» **Extrait du document**
-=-=-=-=-
Ne traduit-on pas "bétail" en anglais par lifestock
?
Les schémas spéciste et sexiste opèrent tous
deux une réduction (?) (15) de l'"autre" au corps.
Si les animaux apparaissent comme de la viande sur pattes, les femmes
ne sont-elles pas tout aussi crûment perçues (par les
hommes) comme des "vagins ou des utérus sur pattes",
pour reprendre l'expression de certaines amies ?
Domination et instrumentalisation
Colette Guillaumin note que la consommation sexuelle est la marque
de l'appropriation d'une femme par un homme : "Lorsqu'on est
une femme et qu'on rencontre après un certain temps un ancien
amant, sa préoccupation principale semble être de coucher
à nouveau avec vous. (,) Ce n'est pas de sexualité
qu'il s'agit ici, ni de "sexe", c'est simplement d'usage
; ce n'est pas de "désir", c'est simplement de
contrôle, comme dans le viol. Si la relation reprend, même
de façon éphémère, elle doit passer
à nouveau par l'usage du corps de la femme (16)."
La sexualité virile - la pénétration - est
consommation sexuelle du corps des femmes. C'est en ce sens qu'on
a pu affirmer que le viol est à la sexualité masculine
ce que la guerre est à la politique ou à l'économie
: "je t'ai baisée" signifie aussi "je t'ai
eue", "c'est toi la perdant-e", et la réciproque
n'existe pas : on dit d'une femme qu'elle est baisée ou qu'elle
baise, mais pas qu'elle baise un homme.
Voici ce qu'analysait Emmanuelle de Lesseps :
"Dans l'utilisation du corps d'un esclave et dans le viol il
y a en commun la consommation de l'autre comme chose." Elle
ajoutait encore ailleurs : "Les femmes sont désignées
au meurtre par la même déshumanisation qui les désigne
au viol : le viol est un degré du meurtre, un degré
dans la chosification d'un être humain dont la limite extrême
est le meurtre. Et la menace toujours sous-jacente, sinon exprimée,
qui permet aux hommes de violer, est celle du meurtre. Tuer quelqu'un
c'est en faire une chose et le "meurtre sadique" n'a pas
d'autre signification que la volonté de transformer totalement
une femme en une chose. C'est la mise en acte du fantasme sexiste
que "les femmes n'ont pas d'âme", déni de
leur être conscient, déni de leur humanité,
déni enfin pour un homme de "la" femme comme sa
SEMBLABLE. Le meurtre "sexuel" (sexiste) comme le meurtre
raciste, ce n'est certes pas le rejet horrifié de la différence,
c'est au contraire le rejet de la similitude humaine, c'est le renvoi
de l'autre à l'état de chose, à la suprême
différence : l'objet inanimé. C'est une différenciation
mise en acte pour nier la similitude, l'"intérêt"
de cette différenciation étant de rendre concevable,
symboliquement et concrètement, la faculté de posséder
d'autres êtres humains ; et ce n'est concevable (et réalisable)
-=-=-=-=-
» **Matériel fourni**
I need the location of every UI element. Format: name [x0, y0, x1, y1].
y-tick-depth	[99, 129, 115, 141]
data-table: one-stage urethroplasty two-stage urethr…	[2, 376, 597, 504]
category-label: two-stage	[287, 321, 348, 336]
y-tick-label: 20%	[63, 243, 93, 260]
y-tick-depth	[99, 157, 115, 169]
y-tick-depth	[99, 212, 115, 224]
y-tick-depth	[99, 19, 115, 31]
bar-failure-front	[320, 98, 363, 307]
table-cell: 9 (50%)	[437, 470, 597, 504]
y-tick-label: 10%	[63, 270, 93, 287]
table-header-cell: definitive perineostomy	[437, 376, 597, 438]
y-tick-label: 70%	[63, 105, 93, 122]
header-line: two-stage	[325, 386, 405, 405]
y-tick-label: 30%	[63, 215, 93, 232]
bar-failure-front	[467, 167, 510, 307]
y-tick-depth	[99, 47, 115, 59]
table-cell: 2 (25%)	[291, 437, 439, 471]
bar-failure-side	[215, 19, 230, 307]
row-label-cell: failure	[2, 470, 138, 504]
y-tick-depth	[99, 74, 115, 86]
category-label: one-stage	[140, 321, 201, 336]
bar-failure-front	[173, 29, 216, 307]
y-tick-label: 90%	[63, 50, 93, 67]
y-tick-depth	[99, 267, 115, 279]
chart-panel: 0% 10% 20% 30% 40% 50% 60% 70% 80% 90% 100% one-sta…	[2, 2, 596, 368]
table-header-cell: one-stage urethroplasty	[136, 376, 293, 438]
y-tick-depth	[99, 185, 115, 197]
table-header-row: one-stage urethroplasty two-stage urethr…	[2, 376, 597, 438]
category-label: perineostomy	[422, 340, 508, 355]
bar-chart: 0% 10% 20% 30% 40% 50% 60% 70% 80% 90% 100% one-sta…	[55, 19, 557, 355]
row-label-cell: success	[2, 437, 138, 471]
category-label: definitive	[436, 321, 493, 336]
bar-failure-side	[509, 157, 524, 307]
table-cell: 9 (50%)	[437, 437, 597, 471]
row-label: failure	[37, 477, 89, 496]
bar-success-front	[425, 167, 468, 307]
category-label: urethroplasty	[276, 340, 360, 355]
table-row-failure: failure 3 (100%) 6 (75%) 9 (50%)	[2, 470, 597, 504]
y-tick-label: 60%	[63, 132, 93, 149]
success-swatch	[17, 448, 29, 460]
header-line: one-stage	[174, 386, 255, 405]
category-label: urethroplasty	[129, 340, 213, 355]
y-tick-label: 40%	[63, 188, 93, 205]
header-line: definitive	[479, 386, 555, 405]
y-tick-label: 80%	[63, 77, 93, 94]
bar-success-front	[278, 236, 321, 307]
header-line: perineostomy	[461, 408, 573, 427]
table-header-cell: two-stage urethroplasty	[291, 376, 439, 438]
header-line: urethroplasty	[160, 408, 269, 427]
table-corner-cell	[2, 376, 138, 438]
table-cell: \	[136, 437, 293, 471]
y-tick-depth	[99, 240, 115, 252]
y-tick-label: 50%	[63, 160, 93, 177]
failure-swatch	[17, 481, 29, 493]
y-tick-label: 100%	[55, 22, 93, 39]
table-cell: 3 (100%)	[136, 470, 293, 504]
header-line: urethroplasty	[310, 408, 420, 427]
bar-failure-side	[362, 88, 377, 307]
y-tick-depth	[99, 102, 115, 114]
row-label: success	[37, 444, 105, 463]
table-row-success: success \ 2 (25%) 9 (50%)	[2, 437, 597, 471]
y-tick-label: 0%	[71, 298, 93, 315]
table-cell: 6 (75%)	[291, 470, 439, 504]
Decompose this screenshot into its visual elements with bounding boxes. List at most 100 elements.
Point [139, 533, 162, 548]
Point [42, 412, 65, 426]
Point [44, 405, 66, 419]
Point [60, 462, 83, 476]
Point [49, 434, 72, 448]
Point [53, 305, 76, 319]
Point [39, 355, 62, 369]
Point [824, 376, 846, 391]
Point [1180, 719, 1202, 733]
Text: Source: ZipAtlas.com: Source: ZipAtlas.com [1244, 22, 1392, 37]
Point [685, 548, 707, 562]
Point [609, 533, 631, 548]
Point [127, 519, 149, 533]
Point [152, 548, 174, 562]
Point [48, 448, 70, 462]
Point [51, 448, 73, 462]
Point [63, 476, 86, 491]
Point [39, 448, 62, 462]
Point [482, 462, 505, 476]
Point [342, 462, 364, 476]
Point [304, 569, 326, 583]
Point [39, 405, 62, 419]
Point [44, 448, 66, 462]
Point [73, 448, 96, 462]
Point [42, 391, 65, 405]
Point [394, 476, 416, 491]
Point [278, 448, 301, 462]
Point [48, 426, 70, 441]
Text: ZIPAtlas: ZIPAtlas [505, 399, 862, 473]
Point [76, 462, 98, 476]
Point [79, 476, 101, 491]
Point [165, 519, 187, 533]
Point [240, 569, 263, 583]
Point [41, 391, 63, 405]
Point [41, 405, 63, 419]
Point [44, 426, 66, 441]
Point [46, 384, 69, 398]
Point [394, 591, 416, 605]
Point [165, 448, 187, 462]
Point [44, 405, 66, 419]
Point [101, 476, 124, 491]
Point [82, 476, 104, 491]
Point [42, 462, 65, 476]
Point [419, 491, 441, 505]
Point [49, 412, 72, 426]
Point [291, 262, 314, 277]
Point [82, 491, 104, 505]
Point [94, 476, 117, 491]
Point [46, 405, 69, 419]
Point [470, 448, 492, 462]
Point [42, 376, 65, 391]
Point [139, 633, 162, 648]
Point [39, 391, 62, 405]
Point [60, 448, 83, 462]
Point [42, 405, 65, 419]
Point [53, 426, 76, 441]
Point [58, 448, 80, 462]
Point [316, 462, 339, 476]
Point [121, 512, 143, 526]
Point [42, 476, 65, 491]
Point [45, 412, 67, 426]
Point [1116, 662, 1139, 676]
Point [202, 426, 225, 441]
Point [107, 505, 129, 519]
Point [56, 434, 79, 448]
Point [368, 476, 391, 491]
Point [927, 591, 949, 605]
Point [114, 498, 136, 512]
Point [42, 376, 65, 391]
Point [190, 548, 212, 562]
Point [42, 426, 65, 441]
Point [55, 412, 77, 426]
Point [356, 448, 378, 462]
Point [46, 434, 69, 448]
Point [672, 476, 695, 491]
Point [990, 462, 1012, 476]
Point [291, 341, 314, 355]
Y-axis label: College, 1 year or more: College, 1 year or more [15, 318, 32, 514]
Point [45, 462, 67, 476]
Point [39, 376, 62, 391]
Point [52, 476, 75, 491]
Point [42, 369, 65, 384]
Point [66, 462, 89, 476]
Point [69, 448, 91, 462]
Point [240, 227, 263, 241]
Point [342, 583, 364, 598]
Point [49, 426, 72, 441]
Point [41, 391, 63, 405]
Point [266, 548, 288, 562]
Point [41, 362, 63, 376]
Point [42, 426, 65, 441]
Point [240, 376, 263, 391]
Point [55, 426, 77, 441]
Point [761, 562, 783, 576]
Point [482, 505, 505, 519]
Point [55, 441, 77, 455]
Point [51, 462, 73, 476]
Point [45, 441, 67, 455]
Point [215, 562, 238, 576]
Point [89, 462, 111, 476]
-=-=-=-=-
» **Consigne**
Dans l'extrait du document, de quoi la consommation sexuelle est-elle la marque selon Colette Guillaumin ? Répondez en vous fondant uniquement sur l'extrait du document.

» **Réponse**
De l'appropriation d'une femme par un homme.